What the exercise asks
State how many lines in the entries below contain "final". Write nothing but the number.

§

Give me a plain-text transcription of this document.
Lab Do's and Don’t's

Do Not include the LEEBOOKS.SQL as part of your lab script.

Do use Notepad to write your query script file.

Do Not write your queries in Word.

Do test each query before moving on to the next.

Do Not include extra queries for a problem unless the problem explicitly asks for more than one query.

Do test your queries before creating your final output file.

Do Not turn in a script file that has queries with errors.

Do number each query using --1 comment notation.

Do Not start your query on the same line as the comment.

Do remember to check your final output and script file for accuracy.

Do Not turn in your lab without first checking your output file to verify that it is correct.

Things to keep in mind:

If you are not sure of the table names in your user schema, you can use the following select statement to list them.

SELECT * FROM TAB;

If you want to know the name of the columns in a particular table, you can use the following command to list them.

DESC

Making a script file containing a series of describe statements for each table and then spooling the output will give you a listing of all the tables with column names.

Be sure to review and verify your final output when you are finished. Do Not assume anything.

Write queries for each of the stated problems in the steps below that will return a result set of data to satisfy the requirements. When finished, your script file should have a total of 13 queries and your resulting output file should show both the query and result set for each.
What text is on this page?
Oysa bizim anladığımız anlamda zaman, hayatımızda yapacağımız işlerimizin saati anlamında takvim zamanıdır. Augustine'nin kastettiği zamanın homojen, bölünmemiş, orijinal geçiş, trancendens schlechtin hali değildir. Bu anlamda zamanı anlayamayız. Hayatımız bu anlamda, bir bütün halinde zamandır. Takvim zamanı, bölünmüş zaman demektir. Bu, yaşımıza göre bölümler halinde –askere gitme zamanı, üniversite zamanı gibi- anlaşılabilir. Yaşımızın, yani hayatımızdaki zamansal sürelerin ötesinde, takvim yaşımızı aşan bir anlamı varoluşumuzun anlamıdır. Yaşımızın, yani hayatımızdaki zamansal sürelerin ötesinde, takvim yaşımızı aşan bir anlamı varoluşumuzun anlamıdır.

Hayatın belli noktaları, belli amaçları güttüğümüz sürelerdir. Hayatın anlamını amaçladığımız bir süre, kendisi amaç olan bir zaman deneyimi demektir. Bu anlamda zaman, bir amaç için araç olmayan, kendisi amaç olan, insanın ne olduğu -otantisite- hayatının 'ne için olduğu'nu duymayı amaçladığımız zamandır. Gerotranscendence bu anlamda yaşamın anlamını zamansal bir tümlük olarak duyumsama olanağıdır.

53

§

Finished exercise
3